TASK GOAL.
Set every record down verbatim and omit the pictures.

---

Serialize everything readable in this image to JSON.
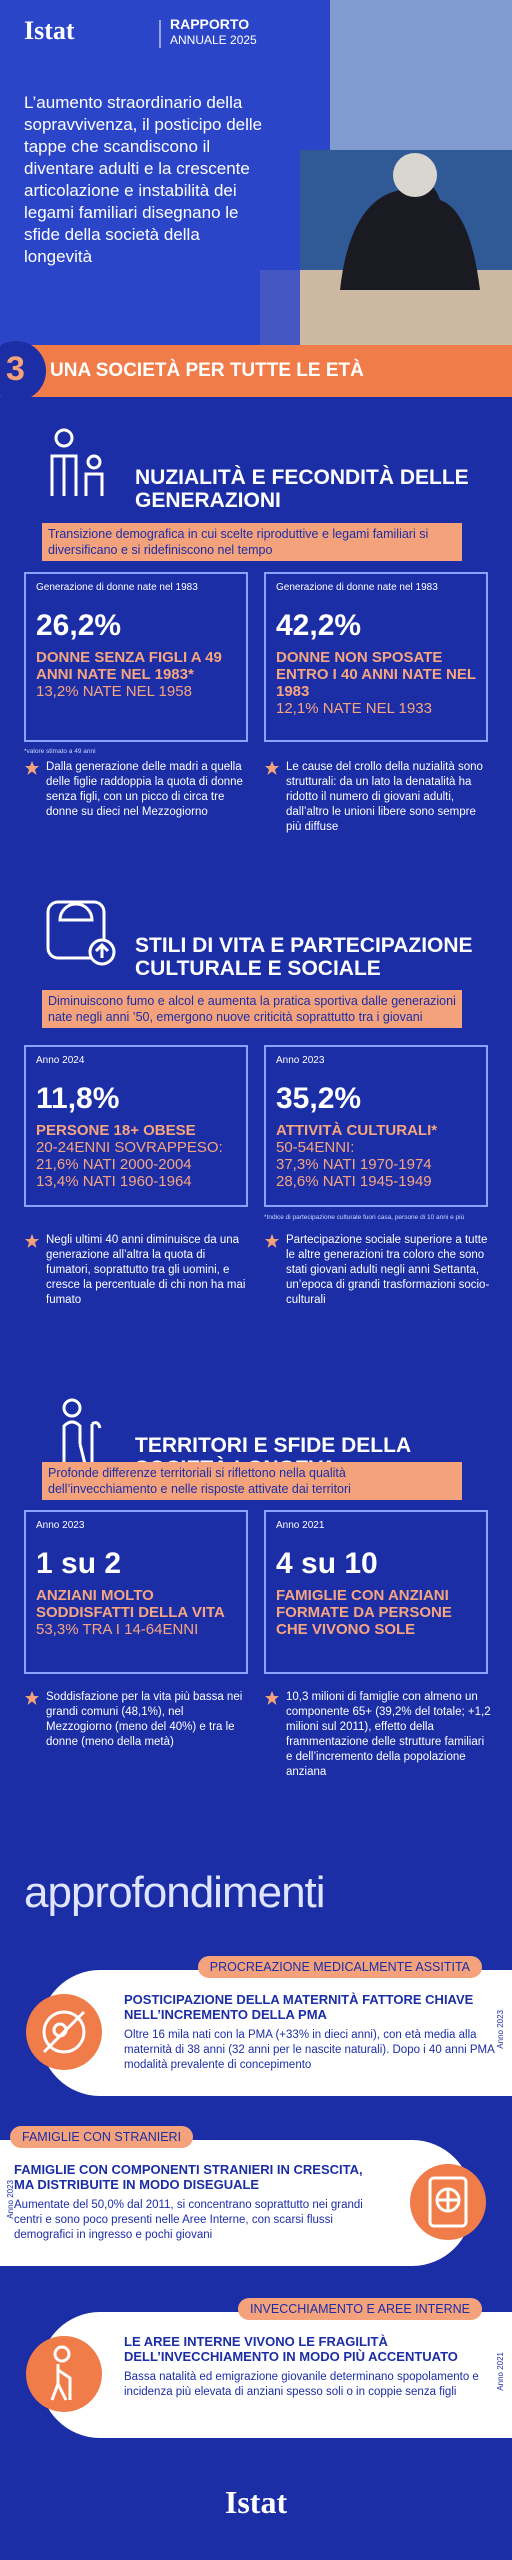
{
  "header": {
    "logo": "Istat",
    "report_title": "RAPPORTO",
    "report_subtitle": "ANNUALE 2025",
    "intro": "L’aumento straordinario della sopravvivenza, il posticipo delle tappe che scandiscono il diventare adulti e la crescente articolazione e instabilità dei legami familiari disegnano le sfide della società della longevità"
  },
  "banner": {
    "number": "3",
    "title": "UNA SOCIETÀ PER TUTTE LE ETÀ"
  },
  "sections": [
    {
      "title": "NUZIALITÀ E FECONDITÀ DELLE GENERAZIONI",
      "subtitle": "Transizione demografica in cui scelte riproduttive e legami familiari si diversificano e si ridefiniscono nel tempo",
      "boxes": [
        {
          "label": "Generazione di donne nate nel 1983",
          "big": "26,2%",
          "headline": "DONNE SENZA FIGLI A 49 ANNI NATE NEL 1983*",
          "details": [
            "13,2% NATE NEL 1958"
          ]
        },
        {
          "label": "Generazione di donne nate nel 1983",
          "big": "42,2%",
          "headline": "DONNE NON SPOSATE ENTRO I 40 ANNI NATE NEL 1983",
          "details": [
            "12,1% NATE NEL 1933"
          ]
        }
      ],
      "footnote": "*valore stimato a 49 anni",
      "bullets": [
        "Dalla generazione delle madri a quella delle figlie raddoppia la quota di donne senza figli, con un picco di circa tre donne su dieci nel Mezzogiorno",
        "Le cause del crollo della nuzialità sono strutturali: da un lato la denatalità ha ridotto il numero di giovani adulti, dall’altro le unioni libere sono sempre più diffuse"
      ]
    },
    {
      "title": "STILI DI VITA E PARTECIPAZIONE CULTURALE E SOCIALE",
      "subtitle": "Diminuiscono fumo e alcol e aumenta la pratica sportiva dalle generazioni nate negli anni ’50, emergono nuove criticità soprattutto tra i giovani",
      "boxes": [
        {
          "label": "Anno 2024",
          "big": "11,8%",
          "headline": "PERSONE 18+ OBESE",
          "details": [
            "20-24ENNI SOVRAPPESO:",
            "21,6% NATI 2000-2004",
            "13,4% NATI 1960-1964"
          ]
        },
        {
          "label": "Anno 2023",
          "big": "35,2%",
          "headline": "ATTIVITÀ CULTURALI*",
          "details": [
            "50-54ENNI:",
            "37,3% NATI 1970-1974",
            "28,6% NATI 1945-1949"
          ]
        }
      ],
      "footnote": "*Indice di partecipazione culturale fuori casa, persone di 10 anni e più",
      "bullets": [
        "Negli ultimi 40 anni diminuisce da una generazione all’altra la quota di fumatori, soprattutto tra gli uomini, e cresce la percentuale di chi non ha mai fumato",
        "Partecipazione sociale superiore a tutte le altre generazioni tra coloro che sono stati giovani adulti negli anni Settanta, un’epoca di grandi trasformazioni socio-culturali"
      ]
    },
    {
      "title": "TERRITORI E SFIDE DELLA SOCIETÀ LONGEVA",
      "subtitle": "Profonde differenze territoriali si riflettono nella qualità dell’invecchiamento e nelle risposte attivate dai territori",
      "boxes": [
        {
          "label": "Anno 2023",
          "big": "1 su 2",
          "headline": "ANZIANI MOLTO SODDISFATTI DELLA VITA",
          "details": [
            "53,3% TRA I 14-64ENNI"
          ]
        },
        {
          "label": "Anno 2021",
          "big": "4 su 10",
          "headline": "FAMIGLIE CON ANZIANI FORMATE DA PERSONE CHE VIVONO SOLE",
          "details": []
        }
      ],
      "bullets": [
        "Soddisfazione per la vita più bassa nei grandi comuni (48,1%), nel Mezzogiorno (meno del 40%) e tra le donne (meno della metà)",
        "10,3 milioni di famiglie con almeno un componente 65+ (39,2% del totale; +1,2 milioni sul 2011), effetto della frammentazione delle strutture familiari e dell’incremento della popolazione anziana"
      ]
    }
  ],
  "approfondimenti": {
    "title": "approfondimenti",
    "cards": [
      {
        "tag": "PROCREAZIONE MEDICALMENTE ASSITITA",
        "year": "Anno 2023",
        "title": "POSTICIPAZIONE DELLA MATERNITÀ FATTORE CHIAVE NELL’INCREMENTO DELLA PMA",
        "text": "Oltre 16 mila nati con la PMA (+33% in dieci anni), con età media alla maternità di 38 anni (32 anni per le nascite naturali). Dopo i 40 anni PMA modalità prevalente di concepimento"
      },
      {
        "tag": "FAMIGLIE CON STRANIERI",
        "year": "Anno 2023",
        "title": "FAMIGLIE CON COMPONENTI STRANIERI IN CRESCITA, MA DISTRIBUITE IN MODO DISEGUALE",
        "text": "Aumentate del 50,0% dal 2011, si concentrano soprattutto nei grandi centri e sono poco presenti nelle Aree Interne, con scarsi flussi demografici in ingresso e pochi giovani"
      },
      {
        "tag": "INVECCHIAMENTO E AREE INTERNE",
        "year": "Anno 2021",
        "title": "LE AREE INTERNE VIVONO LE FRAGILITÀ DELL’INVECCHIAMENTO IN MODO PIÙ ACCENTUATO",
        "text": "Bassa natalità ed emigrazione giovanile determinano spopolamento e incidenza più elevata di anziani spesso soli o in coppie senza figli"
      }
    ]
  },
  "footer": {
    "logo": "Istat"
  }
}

---

EXPECTED OUTPUT.
Serialize everything readable in this image to JSON.
{
  "header": {
    "logo": "Istat",
    "report_title": "RAPPORTO",
    "report_subtitle": "ANNUALE 2025",
    "intro": "L’aumento straordinario della sopravvivenza, il posticipo delle tappe che scandiscono il diventare adulti e la crescente articolazione e instabilità dei legami familiari disegnano le sfide della società della longevità"
  },
  "banner": {
    "number": "3",
    "title": "UNA SOCIETÀ PER TUTTE LE ETÀ"
  },
  "sections": [
    {
      "title": "NUZIALITÀ E FECONDITÀ DELLE GENERAZIONI",
      "subtitle": "Transizione demografica in cui scelte riproduttive e legami familiari si diversificano e si ridefiniscono nel tempo",
      "boxes": [
        {
          "label": "Generazione di donne nate nel 1983",
          "big": "26,2%",
          "headline": "DONNE SENZA FIGLI A 49 ANNI NATE NEL 1983*",
          "details": [
            "13,2% NATE NEL 1958"
          ]
        },
        {
          "label": "Generazione di donne nate nel 1983",
          "big": "42,2%",
          "headline": "DONNE NON SPOSATE ENTRO I 40 ANNI NATE NEL 1983",
          "details": [
            "12,1% NATE NEL 1933"
          ]
        }
      ],
      "footnote": "*valore stimato a 49 anni",
      "bullets": [
        "Dalla generazione delle madri a quella delle figlie raddoppia la quota di donne senza figli, con un picco di circa tre donne su dieci nel Mezzogiorno",
        "Le cause del crollo della nuzialità sono strutturali: da un lato la denatalità ha ridotto il numero di giovani adulti, dall’altro le unioni libere sono sempre più diffuse"
      ]
    },
    {
      "title": "STILI DI VITA E PARTECIPAZIONE CULTURALE E SOCIALE",
      "subtitle": "Diminuiscono fumo e alcol e aumenta la pratica sportiva dalle generazioni nate negli anni ’50, emergono nuove criticità soprattutto tra i giovani",
      "boxes": [
        {
          "label": "Anno 2024",
          "big": "11,8%",
          "headline": "PERSONE 18+ OBESE",
          "details": [
            "20-24ENNI SOVRAPPESO:",
            "21,6% NATI 2000-2004",
            "13,4% NATI 1960-1964"
          ]
        },
        {
          "label": "Anno 2023",
          "big": "35,2%",
          "headline": "ATTIVITÀ CULTURALI*",
          "details": [
            "50-54ENNI:",
            "37,3% NATI 1970-1974",
            "28,6% NATI 1945-1949"
          ]
        }
      ],
      "footnote": "*Indice di partecipazione culturale fuori casa, persone di 10 anni e più",
      "bullets": [
        "Negli ultimi 40 anni diminuisce da una generazione all’altra la quota di fumatori, soprattutto tra gli uomini, e cresce la percentuale di chi non ha mai fumato",
        "Partecipazione sociale superiore a tutte le altre generazioni tra coloro che sono stati giovani adulti negli anni Settanta, un’epoca di grandi trasformazioni socio-culturali"
      ]
    },
    {
      "title": "TERRITORI E SFIDE DELLA SOCIETÀ LONGEVA",
      "subtitle": "Profonde differenze territoriali si riflettono nella qualità dell’invecchiamento e nelle risposte attivate dai territori",
      "boxes": [
        {
          "label": "Anno 2023",
          "big": "1 su 2",
          "headline": "ANZIANI MOLTO SODDISFATTI DELLA VITA",
          "details": [
            "53,3% TRA I 14-64ENNI"
          ]
        },
        {
          "label": "Anno 2021",
          "big": "4 su 10",
          "headline": "FAMIGLIE CON ANZIANI FORMATE DA PERSONE CHE VIVONO SOLE",
          "details": []
        }
      ],
      "bullets": [
        "Soddisfazione per la vita più bassa nei grandi comuni (48,1%), nel Mezzogiorno (meno del 40%) e tra le donne (meno della metà)",
        "10,3 milioni di famiglie con almeno un componente 65+ (39,2% del totale; +1,2 milioni sul 2011), effetto della frammentazione delle strutture familiari e dell’incremento della popolazione anziana"
      ]
    }
  ],
  "approfondimenti": {
    "title": "approfondimenti",
    "cards": [
      {
        "tag": "PROCREAZIONE MEDICALMENTE ASSITITA",
        "year": "Anno 2023",
        "title": "POSTICIPAZIONE DELLA MATERNITÀ FATTORE CHIAVE NELL’INCREMENTO DELLA PMA",
        "text": "Oltre 16 mila nati con la PMA (+33% in dieci anni), con età media alla maternità di 38 anni (32 anni per le nascite naturali). Dopo i 40 anni PMA modalità prevalente di concepimento"
      },
      {
        "tag": "FAMIGLIE CON STRANIERI",
        "year": "Anno 2023",
        "title": "FAMIGLIE CON COMPONENTI STRANIERI IN CRESCITA, MA DISTRIBUITE IN MODO DISEGUALE",
        "text": "Aumentate del 50,0% dal 2011, si concentrano soprattutto nei grandi centri e sono poco presenti nelle Aree Interne, con scarsi flussi demografici in ingresso e pochi giovani"
      },
      {
        "tag": "INVECCHIAMENTO E AREE INTERNE",
        "year": "Anno 2021",
        "title": "LE AREE INTERNE VIVONO LE FRAGILITÀ DELL’INVECCHIAMENTO IN MODO PIÙ ACCENTUATO",
        "text": "Bassa natalità ed emigrazione giovanile determinano spopolamento e incidenza più elevata di anziani spesso soli o in coppie senza figli"
      }
    ]
  },
  "footer": {
    "logo": "Istat"
  }
}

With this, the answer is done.